Aim:
Which lines hold the word "displayen"? Copy each of them.

Data shown:

-=-=-

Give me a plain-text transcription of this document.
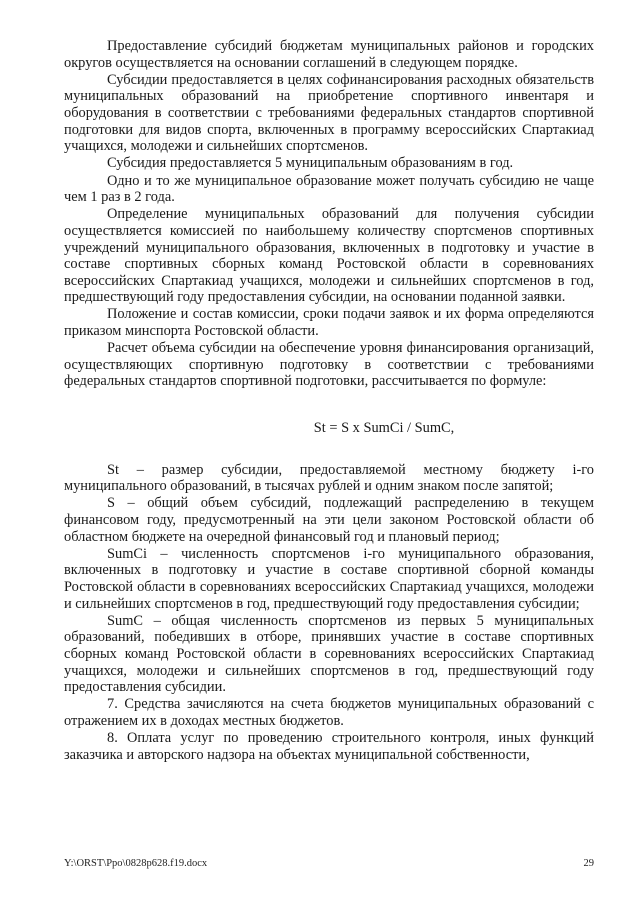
Предоставление субсидий бюджетам муниципальных районов и городских округов осуществляется на основании соглашений в следующем порядке.

Субсидии предоставляется в целях софинансирования расходных обязательств муниципальных образований на приобретение спортивного инвентаря и оборудования в соответствии с требованиями федеральных стандартов спортивной подготовки для видов спорта, включенных в программу всероссийских Спартакиад учащихся, молодежи и сильнейших спортсменов.

Субсидия предоставляется 5 муниципальным образованиям в год.

Одно и то же муниципальное образование может получать субсидию не чаще чем 1 раз в 2 года.

Определение муниципальных образований для получения субсидии осуществляется комиссией по наибольшему количеству спортсменов спортивных учреждений муниципального образования, включенных в подготовку и участие в составе спортивных сборных команд Ростовской области в соревнованиях всероссийских Спартакиад учащихся, молодежи и сильнейших спортсменов в год, предшествующий году предоставления субсидии, на основании поданной заявки.

Положение и состав комиссии, сроки подачи заявок и их форма определяются приказом минспорта Ростовской области.

Расчет объема субсидии на обеспечение уровня финансирования организаций, осуществляющих спортивную подготовку в соответствии с требованиями федеральных стандартов спортивной подготовки, рассчитывается по формуле:

St = S x SumCi / SumC,

St – размер субсидии, предоставляемой местному бюджету i-го муниципального образований, в тысячах рублей и одним знаком после запятой;

S – общий объем субсидий, подлежащий распределению в текущем финансовом году, предусмотренный на эти цели законом Ростовской области об областном бюджете на очередной финансовый год и плановый период;

SumCi – численность спортсменов i-го муниципального образования, включенных в подготовку и участие в составе спортивной сборной команды Ростовской области в соревнованиях всероссийских Спартакиад учащихся, молодежи и сильнейших спортсменов в год, предшествующий году предоставления субсидии;

SumC – общая численность спортсменов из первых 5 муниципальных образований, победивших в отборе, принявших участие в составе спортивных сборных команд Ростовской области в соревнованиях всероссийских Спартакиад учащихся, молодежи и сильнейших спортсменов в год, предшествующий году предоставления субсидии.

7. Средства зачисляются на счета бюджетов муниципальных образований с отражением их в доходах местных бюджетов.

8. Оплата услуг по проведению строительного контроля, иных функций заказчика и авторского надзора на объектах муниципальной собственности,

Y:\ORST\Ppo\0828p628.f19.docx	29
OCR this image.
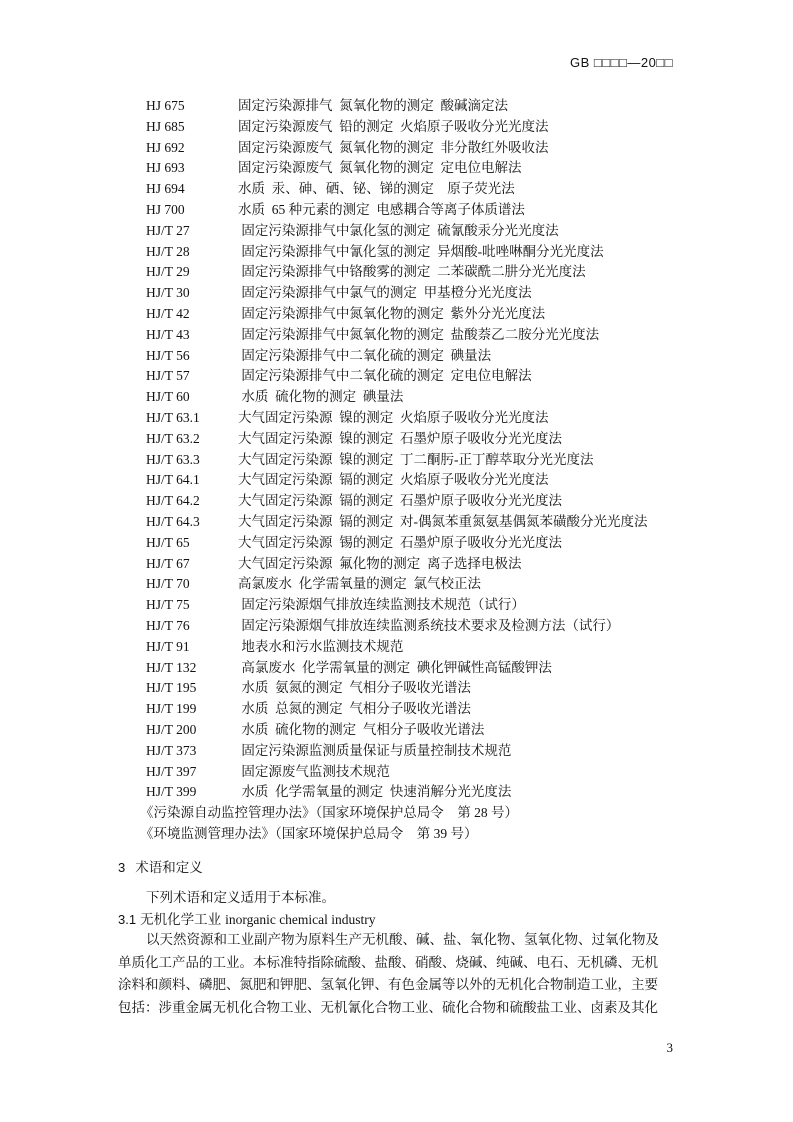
GB □□□□—20□□
HJ 675	固定污染源排气  氮氧化物的测定  酸碱滴定法
HJ 685	固定污染源废气  铅的测定  火焰原子吸收分光光度法
HJ 692	固定污染源废气  氮氧化物的测定  非分散红外吸收法
HJ 693	固定污染源废气  氮氧化物的测定  定电位电解法
HJ 694	水质  汞、砷、硒、铋、锑的测定    原子荧光法
HJ 700	水质  65 种元素的测定  电感耦合等离子体质谱法
HJ/T 27	固定污染源排气中氯化氢的测定  硫氰酸汞分光光度法
HJ/T 28	固定污染源排气中氰化氢的测定  异烟酸-吡唑啉酮分光光度法
HJ/T 29	固定污染源排气中铬酸雾的测定  二苯碳酰二肼分光光度法
HJ/T 30	固定污染源排气中氯气的测定  甲基橙分光光度法
HJ/T 42	固定污染源排气中氮氧化物的测定  紫外分光光度法
HJ/T 43	固定污染源排气中氮氧化物的测定  盐酸萘乙二胺分光光度法
HJ/T 56	固定污染源排气中二氧化硫的测定  碘量法
HJ/T 57	固定污染源排气中二氧化硫的测定  定电位电解法
HJ/T 60	水质  硫化物的测定  碘量法
HJ/T 63.1	大气固定污染源  镍的测定  火焰原子吸收分光光度法
HJ/T 63.2	大气固定污染源  镍的测定  石墨炉原子吸收分光光度法
HJ/T 63.3	大气固定污染源  镍的测定  丁二酮肟-正丁醇萃取分光光度法
HJ/T 64.1	大气固定污染源  镉的测定  火焰原子吸收分光光度法
HJ/T 64.2	大气固定污染源  镉的测定  石墨炉原子吸收分光光度法
HJ/T 64.3	大气固定污染源  镉的测定  对-偶氮苯重氮氨基偶氮苯磺酸分光光度法
HJ/T 65	大气固定污染源  锡的测定  石墨炉原子吸收分光光度法
HJ/T 67	大气固定污染源  氟化物的测定  离子选择电极法
HJ/T 70	高氯废水  化学需氧量的测定  氯气校正法
HJ/T 75	固定污染源烟气排放连续监测技术规范（试行）
HJ/T 76	固定污染源烟气排放连续监测系统技术要求及检测方法（试行）
HJ/T 91	地表水和污水监测技术规范
HJ/T 132	高氯废水  化学需氧量的测定  碘化钾碱性高锰酸钾法
HJ/T 195	水质  氨氮的测定  气相分子吸收光谱法
HJ/T 199	水质  总氮的测定  气相分子吸收光谱法
HJ/T 200	水质  硫化物的测定  气相分子吸收光谱法
HJ/T 373	固定污染源监测质量保证与质量控制技术规范
HJ/T 397	固定源废气监测技术规范
HJ/T 399	水质  化学需氧量的测定  快速消解分光光度法
《污染源自动监控管理办法》（国家环境保护总局令    第 28 号）
《环境监测管理办法》（国家环境保护总局令    第 39 号）
3 术语和定义
下列术语和定义适用于本标准。
3.1 无机化学工业 inorganic chemical industry
以天然资源和工业副产物为原料生产无机酸、碱、盐、氧化物、氢氧化物、过氧化物及
单质化工产品的工业。本标准特指除硫酸、盐酸、硝酸、烧碱、纯碱、电石、无机磷、无机
涂料和颜料、磷肥、氮肥和钾肥、氢氧化钾、有色金属等以外的无机化合物制造工业，主要
包括：涉重金属无机化合物工业、无机氰化合物工业、硫化合物和硫酸盐工业、卤素及其化
3
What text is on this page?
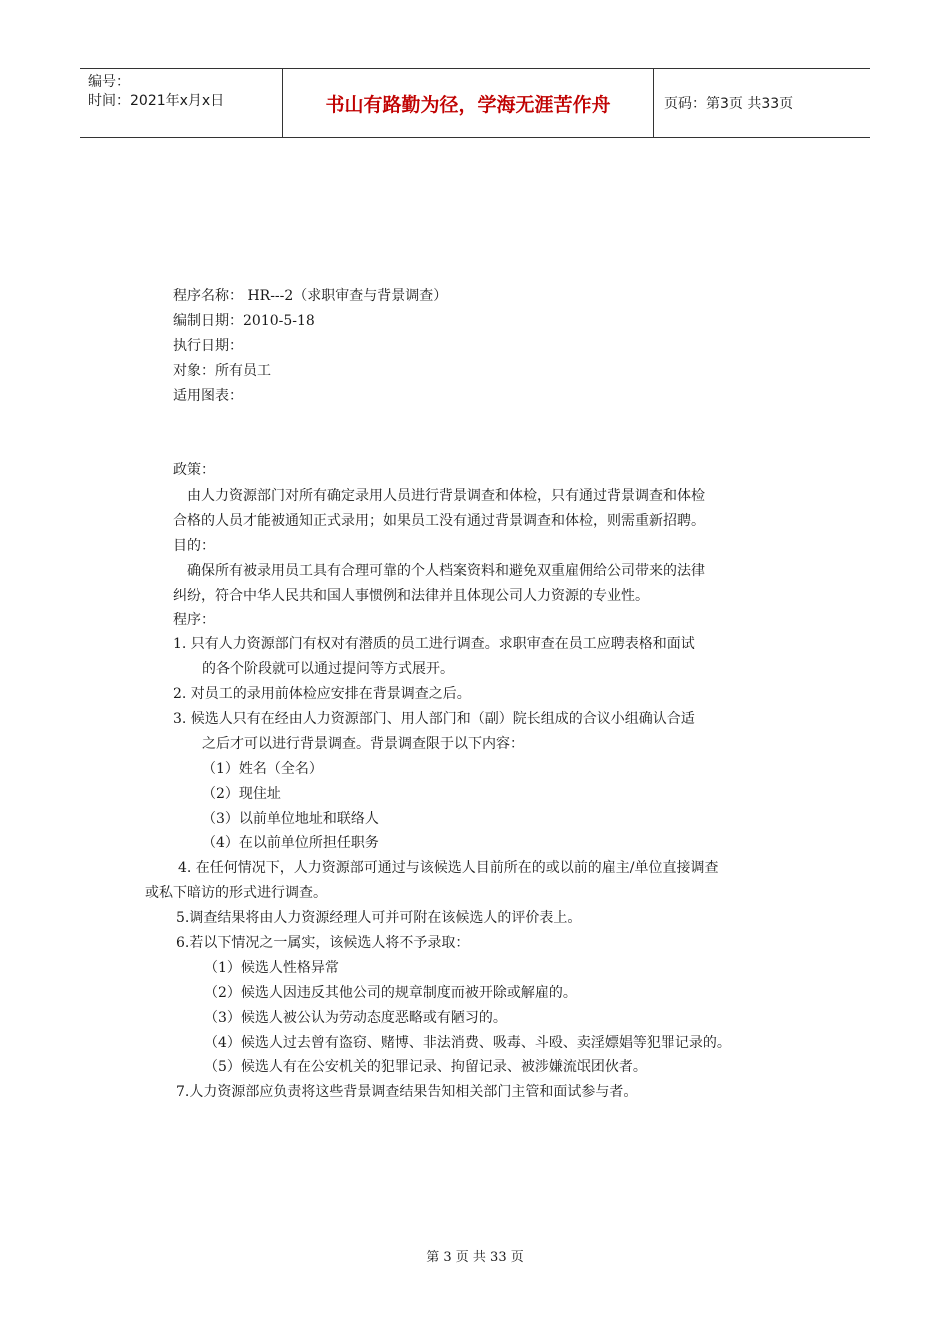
编号：
时间：2021年x月x日	书山有路勤为径，学海无涯苦作舟	页码：第3页 共33页
程序名称： HR---2（求职审查与背景调查）
编制日期：2010-5-18
执行日期：
对象：所有员工
适用图表：
政策：
由人力资源部门对所有确定录用人员进行背景调查和体检，只有通过背景调查和体检
合格的人员才能被通知正式录用；如果员工没有通过背景调查和体检，则需重新招聘。
目的：
确保所有被录用员工具有合理可靠的个人档案资料和避免双重雇佣给公司带来的法律
纠纷，符合中华人民共和国人事惯例和法律并且体现公司人力资源的专业性。
程序：
1. 只有人力资源部门有权对有潜质的员工进行调查。求职审查在员工应聘表格和面试
的各个阶段就可以通过提问等方式展开。
2. 对员工的录用前体检应安排在背景调查之后。
3. 候选人只有在经由人力资源部门、用人部门和（副）院长组成的合议小组确认合适
之后才可以进行背景调查。背景调查限于以下内容：
（1）姓名（全名）
（2）现住址
（3）以前单位地址和联络人
（4）在以前单位所担任职务
4. 在任何情况下，人力资源部可通过与该候选人目前所在的或以前的雇主/单位直接调查
或私下暗访的形式进行调查。
5.调查结果将由人力资源经理人可并可附在该候选人的评价表上。
6.若以下情况之一属实，该候选人将不予录取：
（1）候选人性格异常
（2）候选人因违反其他公司的规章制度而被开除或解雇的。
（3）候选人被公认为劳动态度恶略或有陋习的。
（4）候选人过去曾有盗窃、赌博、非法消费、吸毒、斗殴、卖淫嫖娼等犯罪记录的。
（5）候选人有在公安机关的犯罪记录、拘留记录、被涉嫌流氓团伙者。
7.人力资源部应负责将这些背景调查结果告知相关部门主管和面试参与者。
第 3 页 共 33 页
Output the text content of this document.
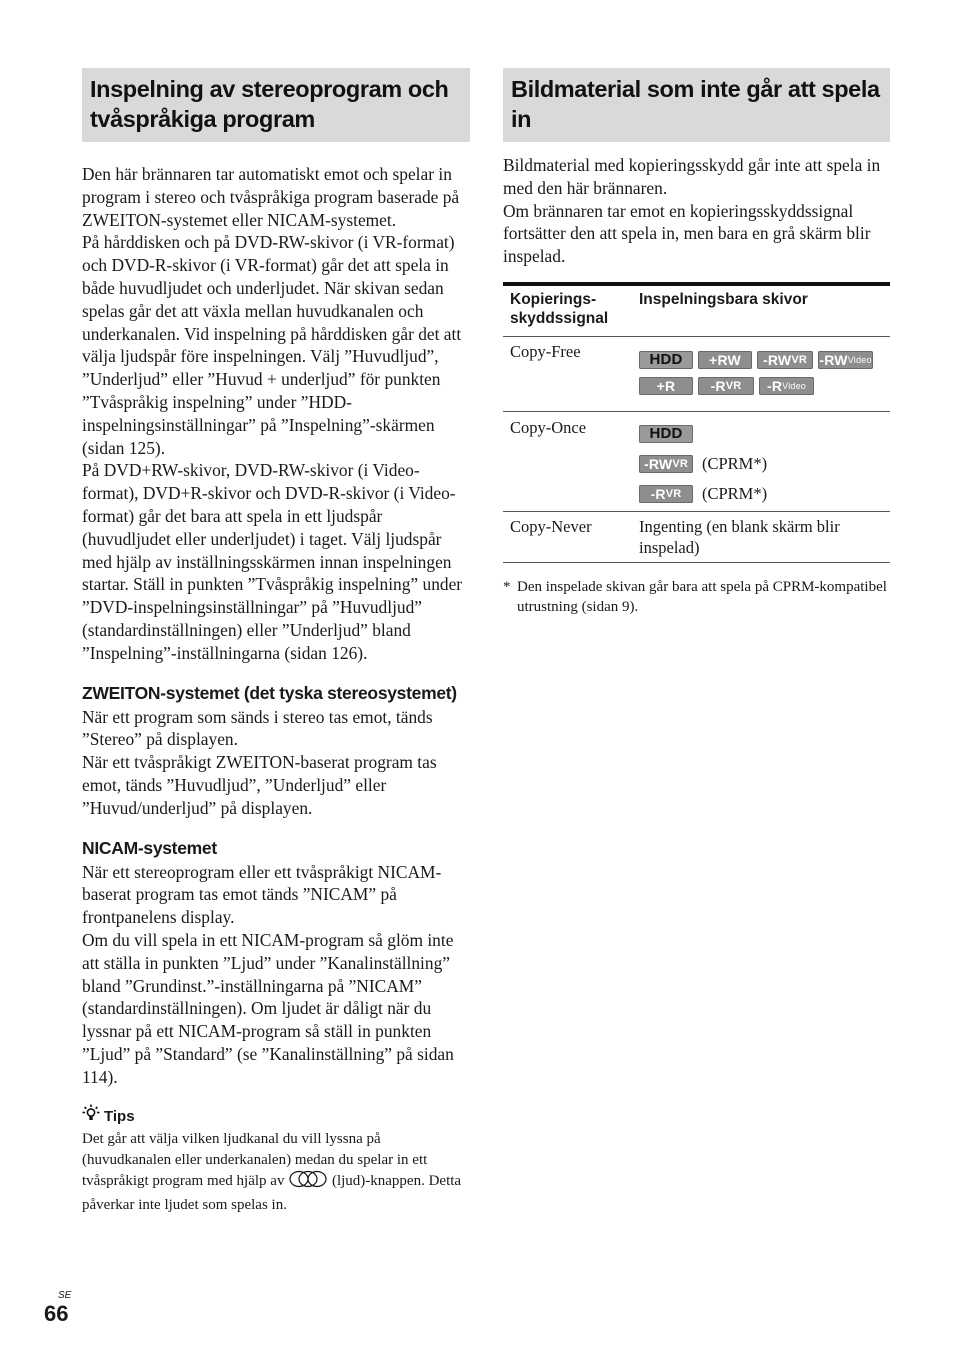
Inspelning av stereoprogram och tvåspråkiga program

Den här brännaren tar automatiskt emot och spelar in program i stereo och tvåspråkiga program baserade på ZWEITON-systemet eller NICAM-systemet.

På hårddisken och på DVD-RW-skivor (i VR-format) och DVD-R-skivor (i VR-format) går det att spela in både huvudljudet och underljudet. När skivan sedan spelas går det att växla mellan huvudkanalen och underkanalen. Vid inspelning på hårddisken går det att välja ljudspår före inspelningen. Välj ”Huvudljud”, ”Underljud” eller ”Huvud + underljud” för punkten ”Tvåspråkig inspelning” under ”HDD-inspelningsinställningar” på ”Inspelning”-skärmen (sidan 125).

På DVD+RW-skivor, DVD-RW-skivor (i Video-format), DVD+R-skivor och DVD-R-skivor (i Video-format) går det bara att spela in ett ljudspår (huvudljudet eller underljudet) i taget. Välj ljudspår med hjälp av inställningsskärmen innan inspelningen startar. Ställ in punkten ”Tvåspråkig inspelning” under ”DVD-inspelningsinställningar” på ”Huvudljud” (standardinställningen) eller ”Underljud” bland ”Inspelning”-inställningarna (sidan 126).

ZWEITON-systemet (det tyska stereosystemet)

När ett program som sänds i stereo tas emot, tänds ”Stereo” på displayen.

När ett tvåspråkigt ZWEITON-baserat program tas emot, tänds ”Huvudljud”, ”Underljud” eller ”Huvud/underljud” på displayen.

NICAM-systemet

När ett stereoprogram eller ett tvåspråkigt NICAM-baserat program tas emot tänds ”NICAM” på frontpanelens display.

Om du vill spela in ett NICAM-program så glöm inte att ställa in punkten ”Ljud” under ”Kanalinställning” bland ”Grundinst.”-inställningarna på ”NICAM” (standardinställningen). Om ljudet är dåligt när du lyssnar på ett NICAM-program så ställ in punkten ”Ljud” på ”Standard” (se ”Kanalinställning” på sidan 114).

Tips

Det går att välja vilken ljudkanal du vill lyssna på (huvudkanalen eller underkanalen) medan du spelar in ett tvåspråkigt program med hjälp av	(ljud)-knappen. Detta påverkar inte ljudet som spelas in.

Bildmaterial som inte går att spela in

Bildmaterial med kopieringsskydd går inte att spela in med den här brännaren.

Om brännaren tar emot en kopieringsskyddssignal fortsätter den att spela in, men bara en grå skärm blir inspelad.

Kopierings-skyddssignal
Inspelningsbara skivor
Copy-Free	HDD	+RW	-RW VR -RW Video
+R	-R VR -R Video
Copy-Once	HDD
-RW VR (CPRM*)
-R VR (CPRM*)
Copy-Never	Ingenting (en blank skärm blir inspelad)
* Den inspelade skivan går bara att spela på CPRM-kompatibel utrustning (sidan 9).
SE
66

-=-=-

Task output:
När ett program som sänds i stereo tas emot, tänds ”Stereo” på displayen.
När ett tvåspråkigt ZWEITON-baserat program tas emot, tänds ”Huvudljud”, ”Underljud” eller ”Huvud/underljud” på displayen.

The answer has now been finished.